:: GOAL ::
Could you give the data below again, exactly and completely?

:: DATA ROWS ::
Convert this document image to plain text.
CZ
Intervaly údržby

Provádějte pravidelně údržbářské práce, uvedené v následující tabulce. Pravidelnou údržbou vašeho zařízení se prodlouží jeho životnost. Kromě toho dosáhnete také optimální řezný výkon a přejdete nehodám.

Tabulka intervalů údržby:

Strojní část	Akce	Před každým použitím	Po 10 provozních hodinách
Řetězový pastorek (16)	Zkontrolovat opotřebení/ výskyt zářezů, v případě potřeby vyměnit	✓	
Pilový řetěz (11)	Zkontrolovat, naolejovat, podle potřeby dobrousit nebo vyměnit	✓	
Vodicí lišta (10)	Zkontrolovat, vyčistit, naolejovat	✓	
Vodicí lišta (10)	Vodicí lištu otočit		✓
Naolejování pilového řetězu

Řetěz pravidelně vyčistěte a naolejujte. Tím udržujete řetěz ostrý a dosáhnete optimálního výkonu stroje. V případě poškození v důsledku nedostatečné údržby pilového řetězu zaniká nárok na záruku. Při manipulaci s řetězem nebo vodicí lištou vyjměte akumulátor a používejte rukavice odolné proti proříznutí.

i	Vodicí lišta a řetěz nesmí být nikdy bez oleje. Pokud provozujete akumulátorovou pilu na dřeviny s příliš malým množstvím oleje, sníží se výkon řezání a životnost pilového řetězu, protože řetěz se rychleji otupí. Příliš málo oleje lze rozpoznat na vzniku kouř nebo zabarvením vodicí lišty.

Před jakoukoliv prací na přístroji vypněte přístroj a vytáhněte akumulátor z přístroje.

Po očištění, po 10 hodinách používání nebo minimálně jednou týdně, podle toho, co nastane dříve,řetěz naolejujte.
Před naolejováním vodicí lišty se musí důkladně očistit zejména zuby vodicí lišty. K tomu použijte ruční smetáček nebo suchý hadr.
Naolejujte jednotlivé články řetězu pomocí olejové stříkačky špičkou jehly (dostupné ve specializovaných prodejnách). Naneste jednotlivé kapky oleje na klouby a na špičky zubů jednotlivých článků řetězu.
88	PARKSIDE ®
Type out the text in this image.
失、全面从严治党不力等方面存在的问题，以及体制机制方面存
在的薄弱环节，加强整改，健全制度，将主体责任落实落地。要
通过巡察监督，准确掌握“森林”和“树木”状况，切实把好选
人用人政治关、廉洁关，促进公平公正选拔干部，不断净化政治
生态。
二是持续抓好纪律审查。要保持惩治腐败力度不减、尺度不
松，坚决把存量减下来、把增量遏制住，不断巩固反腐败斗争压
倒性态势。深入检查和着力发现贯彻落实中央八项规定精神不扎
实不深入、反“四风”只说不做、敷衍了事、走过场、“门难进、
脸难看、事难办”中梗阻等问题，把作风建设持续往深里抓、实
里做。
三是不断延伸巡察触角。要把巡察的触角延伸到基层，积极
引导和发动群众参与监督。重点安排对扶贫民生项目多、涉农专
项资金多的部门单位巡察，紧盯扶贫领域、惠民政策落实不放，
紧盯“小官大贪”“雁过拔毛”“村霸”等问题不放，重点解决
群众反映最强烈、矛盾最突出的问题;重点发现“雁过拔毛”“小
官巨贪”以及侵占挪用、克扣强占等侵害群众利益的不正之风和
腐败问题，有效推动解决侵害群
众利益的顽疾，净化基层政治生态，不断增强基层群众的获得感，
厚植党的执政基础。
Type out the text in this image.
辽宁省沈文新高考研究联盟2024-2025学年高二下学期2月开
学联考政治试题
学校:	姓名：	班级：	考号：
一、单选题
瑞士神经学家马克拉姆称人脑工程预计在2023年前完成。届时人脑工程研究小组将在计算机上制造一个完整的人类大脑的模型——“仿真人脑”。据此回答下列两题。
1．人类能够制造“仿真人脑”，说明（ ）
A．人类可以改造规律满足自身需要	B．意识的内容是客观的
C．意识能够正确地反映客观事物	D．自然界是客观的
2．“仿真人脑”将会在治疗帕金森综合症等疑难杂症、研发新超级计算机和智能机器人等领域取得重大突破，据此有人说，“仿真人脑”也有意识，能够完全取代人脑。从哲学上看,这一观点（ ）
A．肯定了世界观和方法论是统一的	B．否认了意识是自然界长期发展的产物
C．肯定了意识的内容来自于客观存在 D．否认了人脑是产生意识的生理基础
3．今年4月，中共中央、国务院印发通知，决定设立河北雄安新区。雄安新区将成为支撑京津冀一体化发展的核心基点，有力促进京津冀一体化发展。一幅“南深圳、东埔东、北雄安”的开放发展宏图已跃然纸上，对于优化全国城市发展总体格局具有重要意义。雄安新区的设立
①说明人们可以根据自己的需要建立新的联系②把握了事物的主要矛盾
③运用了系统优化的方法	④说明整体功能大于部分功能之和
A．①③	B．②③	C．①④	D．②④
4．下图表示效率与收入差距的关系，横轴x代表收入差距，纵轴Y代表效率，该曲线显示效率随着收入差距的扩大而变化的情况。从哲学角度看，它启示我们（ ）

:: FULL ANSWER ::
Convert this document image to plain text.
CZ
Intervaly údržby

Provádějte pravidelně údržbářské práce, uvedené v následující tabulce. Pravidelnou údržbou vašeho zařízení se prodlouží jeho životnost. Kromě toho dosáhnete také optimální řezný výkon a přejdete nehodám.

Tabulka intervalů údržby:

Strojní část	Akce	Před každým použitím	Po 10 provozních hodinách
Řetězový pastorek (16)	Zkontrolovat opotřebení/ výskyt zářezů, v případě potřeby vyměnit	✓	
Pilový řetěz (11)	Zkontrolovat, naolejovat, podle potřeby dobrousit nebo vyměnit	✓	
Vodicí lišta (10)	Zkontrolovat, vyčistit, naolejovat	✓	
Vodicí lišta (10)	Vodicí lištu otočit		✓
Naolejování pilového řetězu

Řetěz pravidelně vyčistěte a naolejujte. Tím udržujete řetěz ostrý a dosáhnete optimálního výkonu stroje. V případě poškození v důsledku nedostatečné údržby pilového řetězu zaniká nárok na záruku. Při manipulaci s řetězem nebo vodicí lištou vyjměte akumulátor a používejte rukavice odolné proti proříznutí.

i	Vodicí lišta a řetěz nesmí být nikdy bez oleje. Pokud provozujete akumulátorovou pilu na dřeviny s příliš malým množstvím oleje, sníží se výkon řezání a životnost pilového řetězu, protože řetěz se rychleji otupí. Příliš málo oleje lze rozpoznat na vzniku kouř nebo zabarvením vodicí lišty.

Před jakoukoliv prací na přístroji vypněte přístroj a vytáhněte akumulátor z přístroje.

Po očištění, po 10 hodinách používání nebo minimálně jednou týdně, podle toho, co nastane dříve,řetěz naolejujte.
Před naolejováním vodicí lišty se musí důkladně očistit zejména zuby vodicí lišty. K tomu použijte ruční smetáček nebo suchý hadr.
Naolejujte jednotlivé články řetězu pomocí olejové stříkačky špičkou jehly (dostupné ve specializovaných prodejnách). Naneste jednotlivé kapky oleje na klouby a na špičky zubů jednotlivých článků řetězu.
88	PARKSIDE ®
Type out the text in this image.
失、全面从严治党不力等方面存在的问题，以及体制机制方面存
在的薄弱环节，加强整改，健全制度，将主体责任落实落地。要
通过巡察监督，准确掌握“森林”和“树木”状况，切实把好选
人用人政治关、廉洁关，促进公平公正选拔干部，不断净化政治
生态。
二是持续抓好纪律审查。要保持惩治腐败力度不减、尺度不
松，坚决把存量减下来、把增量遏制住，不断巩固反腐败斗争压
倒性态势。深入检查和着力发现贯彻落实中央八项规定精神不扎
实不深入、反“四风”只说不做、敷衍了事、走过场、“门难进、
脸难看、事难办”中梗阻等问题，把作风建设持续往深里抓、实
里做。
三是不断延伸巡察触角。要把巡察的触角延伸到基层，积极
引导和发动群众参与监督。重点安排对扶贫民生项目多、涉农专
项资金多的部门单位巡察，紧盯扶贫领域、惠民政策落实不放，
紧盯“小官大贪”“雁过拔毛”“村霸”等问题不放，重点解决
群众反映最强烈、矛盾最突出的问题;重点发现“雁过拔毛”“小
官巨贪”以及侵占挪用、克扣强占等侵害群众利益的不正之风和
腐败问题，有效推动解决侵害群
众利益的顽疾，净化基层政治生态，不断增强基层群众的获得感，
厚植党的执政基础。
Type out the text in this image.
辽宁省沈文新高考研究联盟2024-2025学年高二下学期2月开
学联考政治试题
学校:	姓名：	班级：	考号：
一、单选题
瑞士神经学家马克拉姆称人脑工程预计在2023年前完成。届时人脑工程研究小组将在计算机上制造一个完整的人类大脑的模型——“仿真人脑”。据此回答下列两题。
1．人类能够制造“仿真人脑”，说明（ ）
A．人类可以改造规律满足自身需要	B．意识的内容是客观的
C．意识能够正确地反映客观事物	D．自然界是客观的
2．“仿真人脑”将会在治疗帕金森综合症等疑难杂症、研发新超级计算机和智能机器人等领域取得重大突破，据此有人说，“仿真人脑”也有意识，能够完全取代人脑。从哲学上看,这一观点（ ）
A．肯定了世界观和方法论是统一的	B．否认了意识是自然界长期发展的产物
C．肯定了意识的内容来自于客观存在 D．否认了人脑是产生意识的生理基础
3．今年4月，中共中央、国务院印发通知，决定设立河北雄安新区。雄安新区将成为支撑京津冀一体化发展的核心基点，有力促进京津冀一体化发展。一幅“南深圳、东埔东、北雄安”的开放发展宏图已跃然纸上，对于优化全国城市发展总体格局具有重要意义。雄安新区的设立
①说明人们可以根据自己的需要建立新的联系②把握了事物的主要矛盾
③运用了系统优化的方法	④说明整体功能大于部分功能之和
A．①③	B．②③	C．①④	D．②④
4．下图表示效率与收入差距的关系，横轴x代表收入差距，纵轴Y代表效率，该曲线显示效率随着收入差距的扩大而变化的情况。从哲学角度看，它启示我们（ ）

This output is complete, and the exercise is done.